#### Dataset records:

------------------------

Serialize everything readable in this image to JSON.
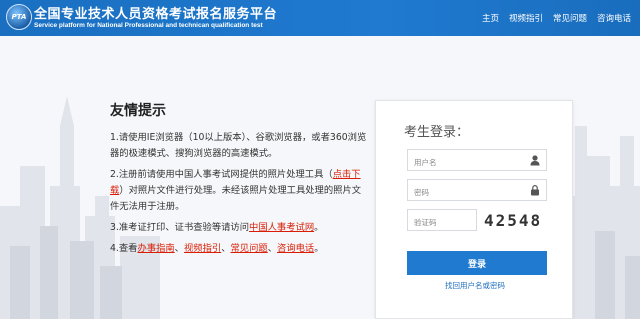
{
  "header": {
    "logo_text": "PTA",
    "title": "全国专业技术人员资格考试报名服务平台",
    "subtitle": "Service platform for National Professional and technican qualification test",
    "nav": [
      "主页",
      "视频指引",
      "常见问题",
      "咨询电话"
    ]
  },
  "tips": {
    "title": "友情提示",
    "t1": "1.请使用IE浏览器（10以上版本）、谷歌浏览器，或者360浏览器的极速模式、搜狗浏览器的高速模式。",
    "t2_a": "2.注册前请使用中国人事考试网提供的照片处理工具（",
    "t2_link": "点击下载",
    "t2_b": "）对照片文件进行处理。未经该照片处理工具处理的照片文件无法用于注册。",
    "t3_a": "3.准考证打印、证书查验等请访问",
    "t3_link": "中国人事考试网",
    "t3_b": "。",
    "t4_a": "4.查看",
    "t4_link1": "办事指南",
    "t4_sep1": "、",
    "t4_link2": "视频指引",
    "t4_sep2": "、",
    "t4_link3": "常见问题",
    "t4_sep3": "、",
    "t4_link4": "咨询电话",
    "t4_b": "。"
  },
  "login": {
    "title": "考生登录：",
    "username_placeholder": "用户名",
    "password_placeholder": "密码",
    "captcha_placeholder": "验证码",
    "captcha_text": "42548",
    "button": "登录",
    "forgot": "找回用户名或密码"
  },
  "colors": {
    "brand": "#1f7ad0",
    "link_red": "#d81e06"
  }
}
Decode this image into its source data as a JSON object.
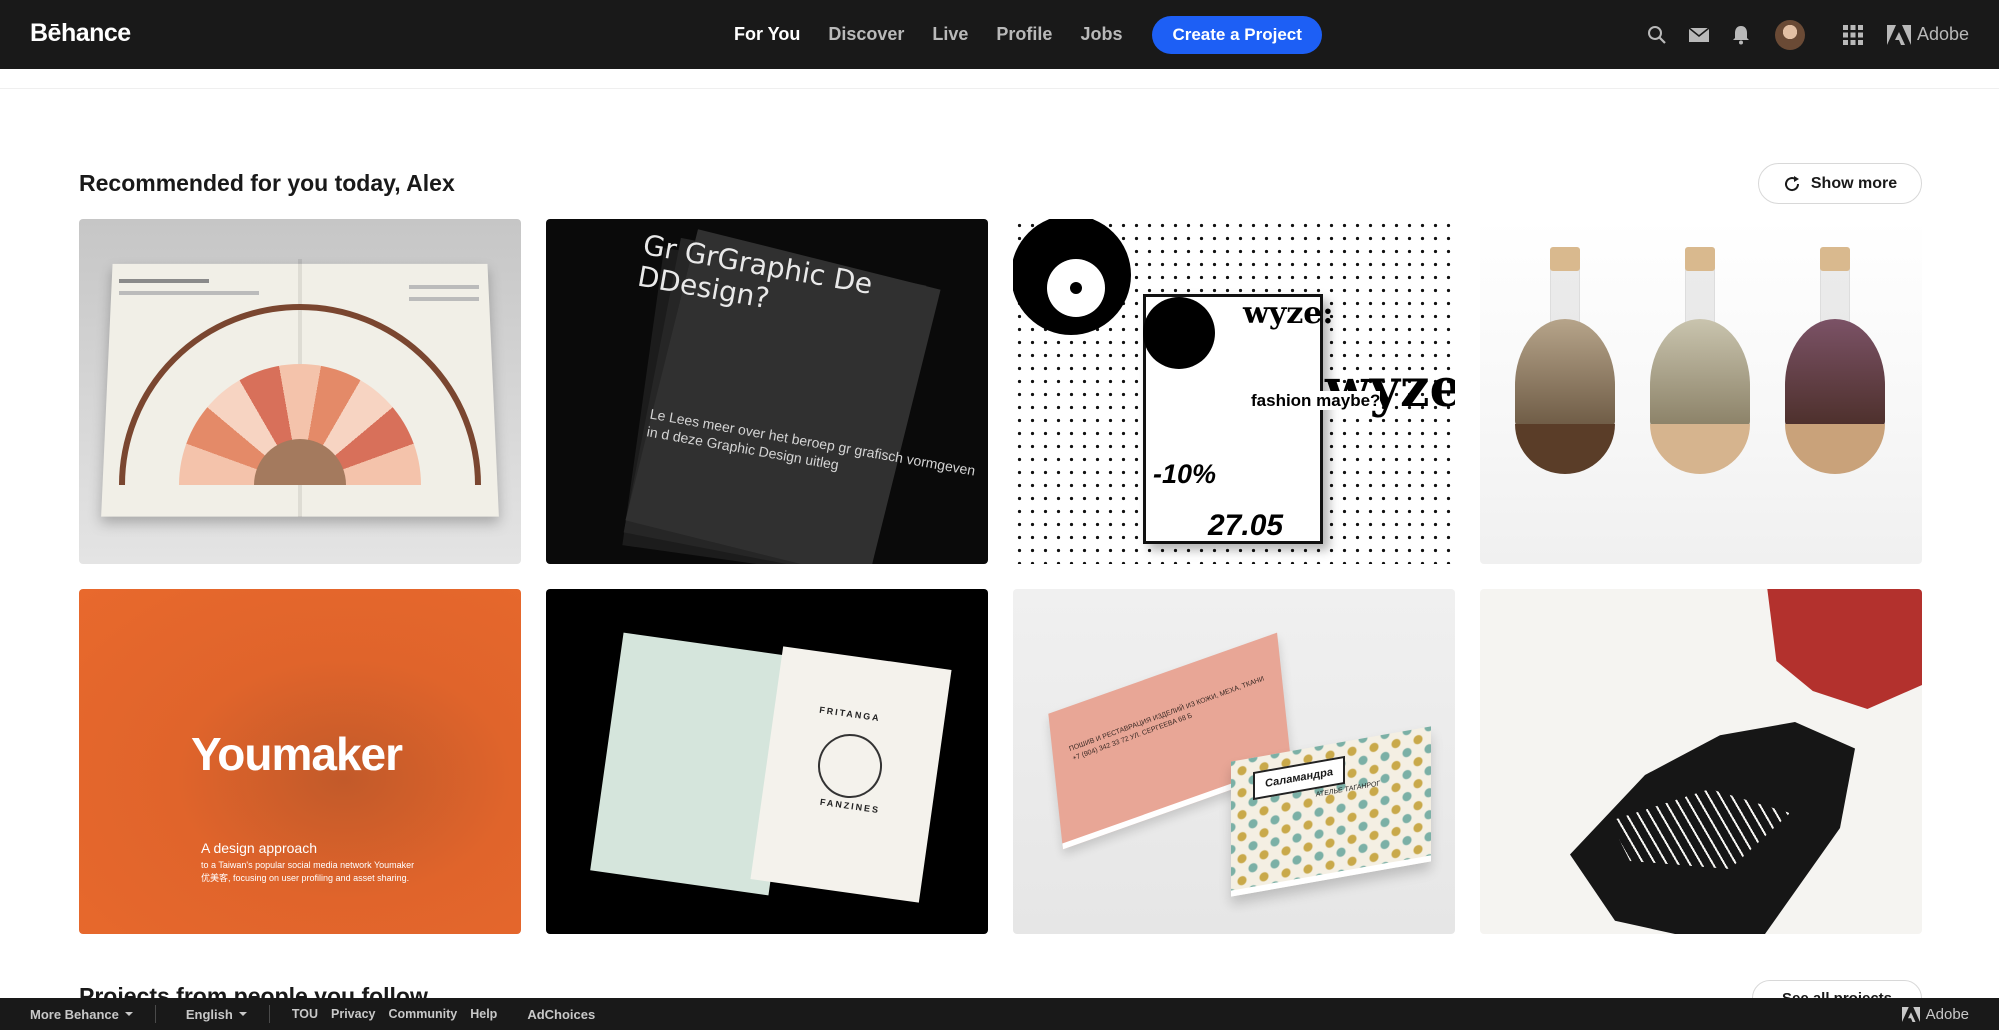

------------------------

#### WHAT THE TASK ASKS:
Where a line of the data holds "this", show that line.

#### RESPONSE:
Serialize everything readable in this image to JSON.
Decode this image into its source data as a JSON object.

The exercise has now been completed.